## Goal
Pick out every line that holds the string "Nervosa" and copy it.

++++ Data provided ++++

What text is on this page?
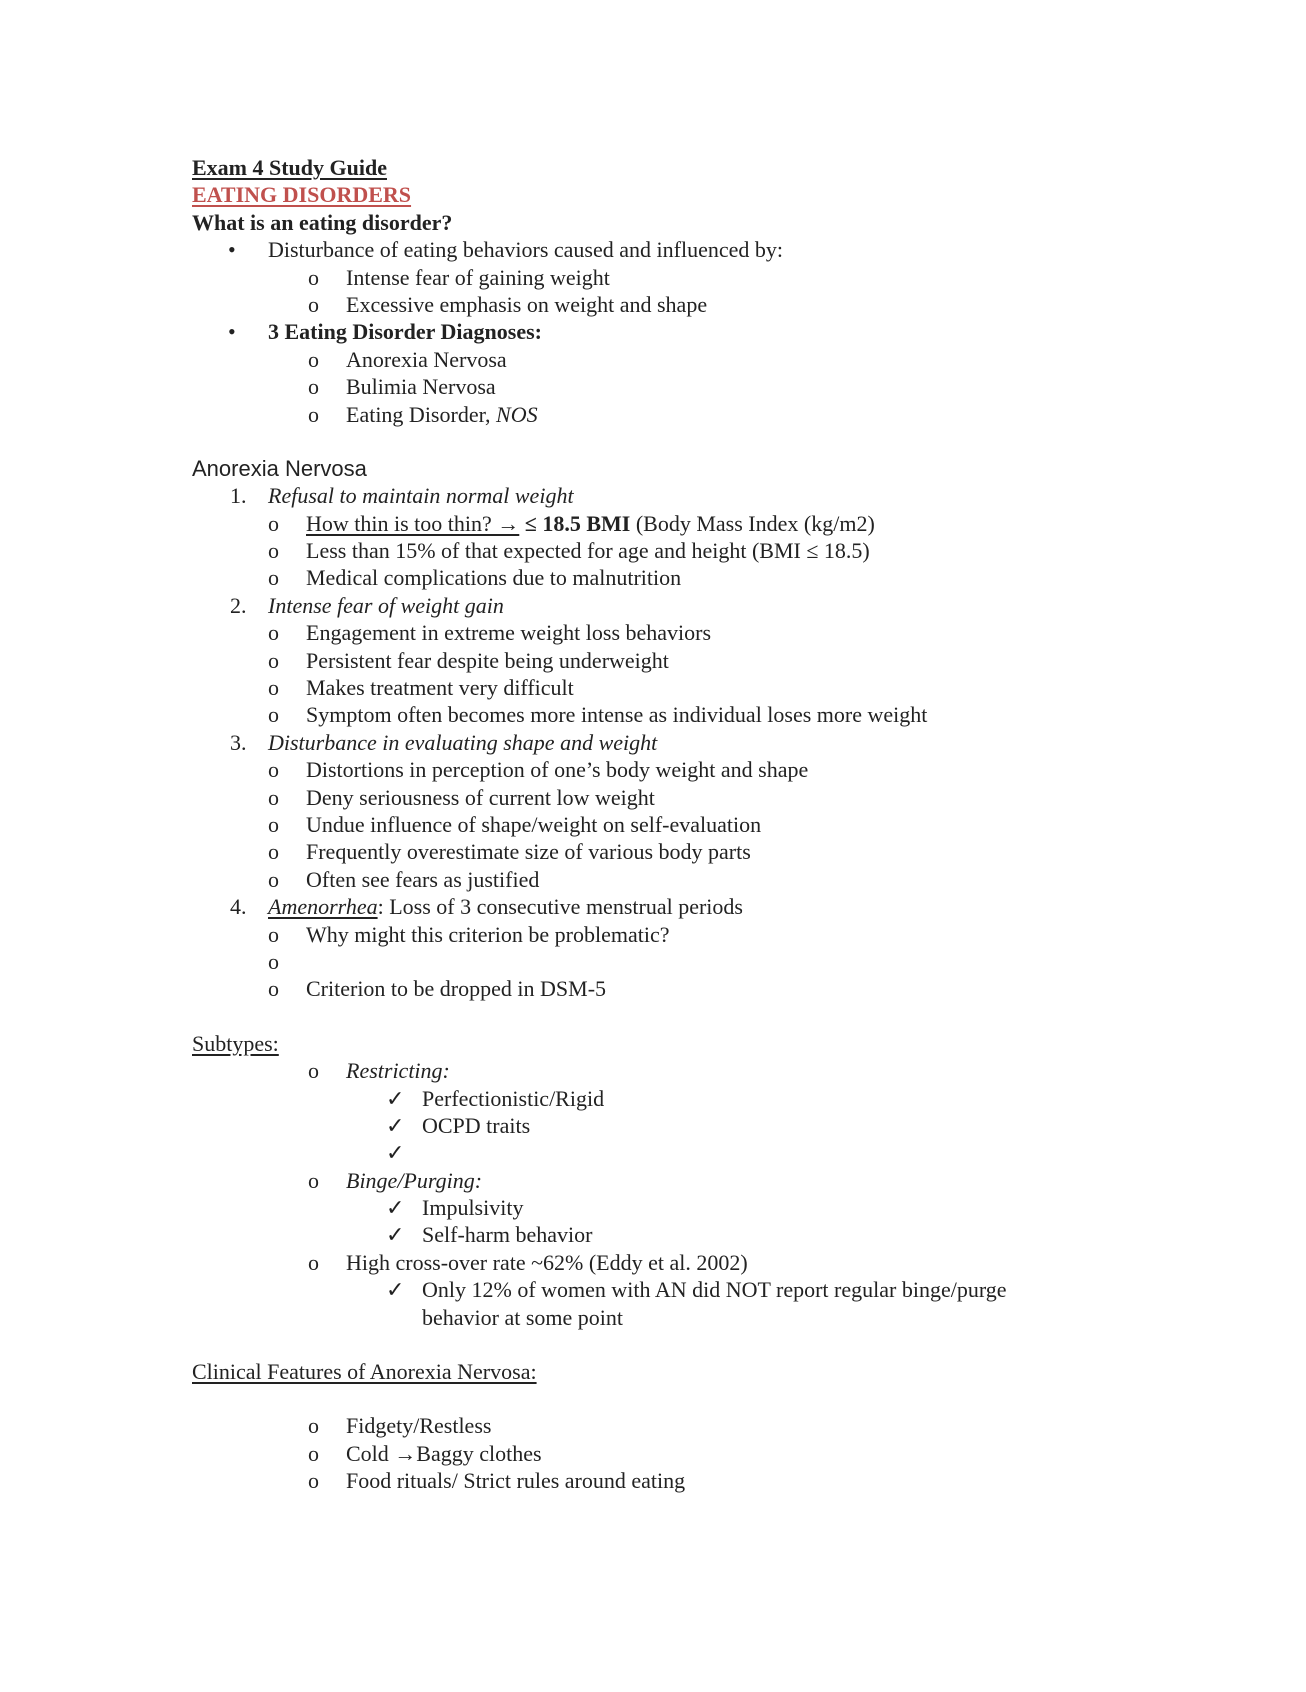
Exam 4 Study Guide
EATING DISORDERS
What is an eating disorder?
• Disturbance of eating behaviors caused and influenced by:
o Intense fear of gaining weight
o Excessive emphasis on weight and shape
• 3 Eating Disorder Diagnoses:
o Anorexia Nervosa
o Bulimia Nervosa
o Eating Disorder, NOS
Anorexia Nervosa
1. Refusal to maintain normal weight
o How thin is too thin? → ≤ 18.5 BMI (Body Mass Index (kg/m2)
o Less than 15% of that expected for age and height (BMI ≤ 18.5)
o Medical complications due to malnutrition
2. Intense fear of weight gain
o Engagement in extreme weight loss behaviors
o Persistent fear despite being underweight
o Makes treatment very difficult
o Symptom often becomes more intense as individual loses more weight
3. Disturbance in evaluating shape and weight
o Distortions in perception of one’s body weight and shape
o Deny seriousness of current low weight
o Undue influence of shape/weight on self-evaluation
o Frequently overestimate size of various body parts
o Often see fears as justified
4. Amenorrhea: Loss of 3 consecutive menstrual periods
o Why might this criterion be problematic?
o
o Criterion to be dropped in DSM-5
Subtypes:
o Restricting:
✓ Perfectionistic/Rigid
✓ OCPD traits
✓
o Binge/Purging:
✓ Impulsivity
✓ Self-harm behavior
o High cross-over rate ~62% (Eddy et al. 2002)
✓ Only 12% of women with AN did NOT report regular binge/purge
behavior at some point
Clinical Features of Anorexia Nervosa:
o Fidgety/Restless
o Cold →Baggy clothes
o Food rituals/ Strict rules around eating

++++

## Expected output
o Anorexia Nervosa
o Bulimia Nervosa
Anorexia Nervosa
Clinical Features of Anorexia Nervosa:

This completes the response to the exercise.